**Given information**
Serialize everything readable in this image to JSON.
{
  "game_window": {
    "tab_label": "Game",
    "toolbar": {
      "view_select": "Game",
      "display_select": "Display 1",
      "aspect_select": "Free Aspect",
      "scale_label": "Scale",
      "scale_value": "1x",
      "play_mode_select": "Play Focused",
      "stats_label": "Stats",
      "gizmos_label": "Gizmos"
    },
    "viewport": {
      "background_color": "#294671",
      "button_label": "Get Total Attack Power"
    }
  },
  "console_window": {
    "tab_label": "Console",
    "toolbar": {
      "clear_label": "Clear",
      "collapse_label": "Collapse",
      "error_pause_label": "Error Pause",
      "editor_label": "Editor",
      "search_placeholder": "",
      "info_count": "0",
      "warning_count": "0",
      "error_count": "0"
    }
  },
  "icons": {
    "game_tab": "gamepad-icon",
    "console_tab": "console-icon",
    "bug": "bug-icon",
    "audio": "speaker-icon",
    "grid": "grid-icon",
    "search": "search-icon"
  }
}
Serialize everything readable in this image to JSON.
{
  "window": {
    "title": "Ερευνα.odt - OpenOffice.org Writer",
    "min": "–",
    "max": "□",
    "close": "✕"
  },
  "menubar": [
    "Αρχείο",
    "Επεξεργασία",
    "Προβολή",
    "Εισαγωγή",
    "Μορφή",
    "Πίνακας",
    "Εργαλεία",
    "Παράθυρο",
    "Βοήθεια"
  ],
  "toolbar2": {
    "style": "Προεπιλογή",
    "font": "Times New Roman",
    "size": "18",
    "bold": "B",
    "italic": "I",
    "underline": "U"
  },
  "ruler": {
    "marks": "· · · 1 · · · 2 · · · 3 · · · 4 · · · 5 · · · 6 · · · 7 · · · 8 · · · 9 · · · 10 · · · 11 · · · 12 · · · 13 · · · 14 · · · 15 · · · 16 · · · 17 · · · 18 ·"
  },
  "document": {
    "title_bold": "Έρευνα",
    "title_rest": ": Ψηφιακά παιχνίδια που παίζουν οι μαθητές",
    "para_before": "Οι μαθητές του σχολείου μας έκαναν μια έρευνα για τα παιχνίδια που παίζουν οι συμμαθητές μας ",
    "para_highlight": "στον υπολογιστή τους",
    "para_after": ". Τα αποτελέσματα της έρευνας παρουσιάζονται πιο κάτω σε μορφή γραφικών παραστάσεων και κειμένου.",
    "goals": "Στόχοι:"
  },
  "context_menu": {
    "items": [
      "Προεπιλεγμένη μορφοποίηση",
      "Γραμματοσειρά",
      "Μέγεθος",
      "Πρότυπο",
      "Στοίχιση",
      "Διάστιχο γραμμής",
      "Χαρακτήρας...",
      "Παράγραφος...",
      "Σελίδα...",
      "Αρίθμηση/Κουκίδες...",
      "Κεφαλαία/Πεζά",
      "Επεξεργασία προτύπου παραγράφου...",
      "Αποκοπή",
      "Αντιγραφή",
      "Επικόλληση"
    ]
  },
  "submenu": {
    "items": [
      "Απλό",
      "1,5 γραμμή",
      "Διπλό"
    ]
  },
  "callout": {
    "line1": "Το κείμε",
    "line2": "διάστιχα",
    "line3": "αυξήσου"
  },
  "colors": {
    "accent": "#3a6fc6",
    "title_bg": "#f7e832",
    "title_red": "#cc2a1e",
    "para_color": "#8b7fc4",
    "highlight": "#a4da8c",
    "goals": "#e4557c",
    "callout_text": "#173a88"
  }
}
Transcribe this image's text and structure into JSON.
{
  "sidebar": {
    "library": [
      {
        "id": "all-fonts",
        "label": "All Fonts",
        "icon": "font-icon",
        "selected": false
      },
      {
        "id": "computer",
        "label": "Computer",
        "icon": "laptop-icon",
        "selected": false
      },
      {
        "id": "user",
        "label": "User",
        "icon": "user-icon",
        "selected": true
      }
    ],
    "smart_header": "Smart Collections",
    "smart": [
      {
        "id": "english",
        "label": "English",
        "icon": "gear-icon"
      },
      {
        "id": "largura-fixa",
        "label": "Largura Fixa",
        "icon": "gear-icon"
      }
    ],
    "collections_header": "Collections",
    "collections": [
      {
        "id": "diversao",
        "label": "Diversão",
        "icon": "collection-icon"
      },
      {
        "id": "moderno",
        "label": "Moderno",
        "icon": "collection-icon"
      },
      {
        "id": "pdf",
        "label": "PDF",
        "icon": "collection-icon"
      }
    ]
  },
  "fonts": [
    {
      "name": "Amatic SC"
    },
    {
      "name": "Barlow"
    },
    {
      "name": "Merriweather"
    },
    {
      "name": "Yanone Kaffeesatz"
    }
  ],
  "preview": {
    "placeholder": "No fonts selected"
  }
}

**What the task requires**
Write out the complete set of records exactly as given.

**Solution for this task**
Serialize everything readable in this image to JSON.
{
  "game_window": {
    "tab_label": "Game",
    "toolbar": {
      "view_select": "Game",
      "display_select": "Display 1",
      "aspect_select": "Free Aspect",
      "scale_label": "Scale",
      "scale_value": "1x",
      "play_mode_select": "Play Focused",
      "stats_label": "Stats",
      "gizmos_label": "Gizmos"
    },
    "viewport": {
      "background_color": "#294671",
      "button_label": "Get Total Attack Power"
    }
  },
  "console_window": {
    "tab_label": "Console",
    "toolbar": {
      "clear_label": "Clear",
      "collapse_label": "Collapse",
      "error_pause_label": "Error Pause",
      "editor_label": "Editor",
      "search_placeholder": "",
      "info_count": "0",
      "warning_count": "0",
      "error_count": "0"
    }
  },
  "icons": {
    "game_tab": "gamepad-icon",
    "console_tab": "console-icon",
    "bug": "bug-icon",
    "audio": "speaker-icon",
    "grid": "grid-icon",
    "search": "search-icon"
  }
}
Serialize everything readable in this image to JSON.
{
  "window": {
    "title": "Ερευνα.odt - OpenOffice.org Writer",
    "min": "–",
    "max": "□",
    "close": "✕"
  },
  "menubar": [
    "Αρχείο",
    "Επεξεργασία",
    "Προβολή",
    "Εισαγωγή",
    "Μορφή",
    "Πίνακας",
    "Εργαλεία",
    "Παράθυρο",
    "Βοήθεια"
  ],
  "toolbar2": {
    "style": "Προεπιλογή",
    "font": "Times New Roman",
    "size": "18",
    "bold": "B",
    "italic": "I",
    "underline": "U"
  },
  "ruler": {
    "marks": "· · · 1 · · · 2 · · · 3 · · · 4 · · · 5 · · · 6 · · · 7 · · · 8 · · · 9 · · · 10 · · · 11 · · · 12 · · · 13 · · · 14 · · · 15 · · · 16 · · · 17 · · · 18 ·"
  },
  "document": {
    "title_bold": "Έρευνα",
    "title_rest": ": Ψηφιακά παιχνίδια που παίζουν οι μαθητές",
    "para_before": "Οι μαθητές του σχολείου μας έκαναν μια έρευνα για τα παιχνίδια που παίζουν οι συμμαθητές μας ",
    "para_highlight": "στον υπολογιστή τους",
    "para_after": ". Τα αποτελέσματα της έρευνας παρουσιάζονται πιο κάτω σε μορφή γραφικών παραστάσεων και κειμένου.",
    "goals": "Στόχοι:"
  },
  "context_menu": {
    "items": [
      "Προεπιλεγμένη μορφοποίηση",
      "Γραμματοσειρά",
      "Μέγεθος",
      "Πρότυπο",
      "Στοίχιση",
      "Διάστιχο γραμμής",
      "Χαρακτήρας...",
      "Παράγραφος...",
      "Σελίδα...",
      "Αρίθμηση/Κουκίδες...",
      "Κεφαλαία/Πεζά",
      "Επεξεργασία προτύπου παραγράφου...",
      "Αποκοπή",
      "Αντιγραφή",
      "Επικόλληση"
    ]
  },
  "submenu": {
    "items": [
      "Απλό",
      "1,5 γραμμή",
      "Διπλό"
    ]
  },
  "callout": {
    "line1": "Το κείμε",
    "line2": "διάστιχα",
    "line3": "αυξήσου"
  },
  "colors": {
    "accent": "#3a6fc6",
    "title_bg": "#f7e832",
    "title_red": "#cc2a1e",
    "para_color": "#8b7fc4",
    "highlight": "#a4da8c",
    "goals": "#e4557c",
    "callout_text": "#173a88"
  }
}
Transcribe this image's text and structure into JSON.
{
  "sidebar": {
    "library": [
      {
        "id": "all-fonts",
        "label": "All Fonts",
        "icon": "font-icon",
        "selected": false
      },
      {
        "id": "computer",
        "label": "Computer",
        "icon": "laptop-icon",
        "selected": false
      },
      {
        "id": "user",
        "label": "User",
        "icon": "user-icon",
        "selected": true
      }
    ],
    "smart_header": "Smart Collections",
    "smart": [
      {
        "id": "english",
        "label": "English",
        "icon": "gear-icon"
      },
      {
        "id": "largura-fixa",
        "label": "Largura Fixa",
        "icon": "gear-icon"
      }
    ],
    "collections_header": "Collections",
    "collections": [
      {
        "id": "diversao",
        "label": "Diversão",
        "icon": "collection-icon"
      },
      {
        "id": "moderno",
        "label": "Moderno",
        "icon": "collection-icon"
      },
      {
        "id": "pdf",
        "label": "PDF",
        "icon": "collection-icon"
      }
    ]
  },
  "fonts": [
    {
      "name": "Amatic SC"
    },
    {
      "name": "Barlow"
    },
    {
      "name": "Merriweather"
    },
    {
      "name": "Yanone Kaffeesatz"
    }
  ],
  "preview": {
    "placeholder": "No fonts selected"
  }
}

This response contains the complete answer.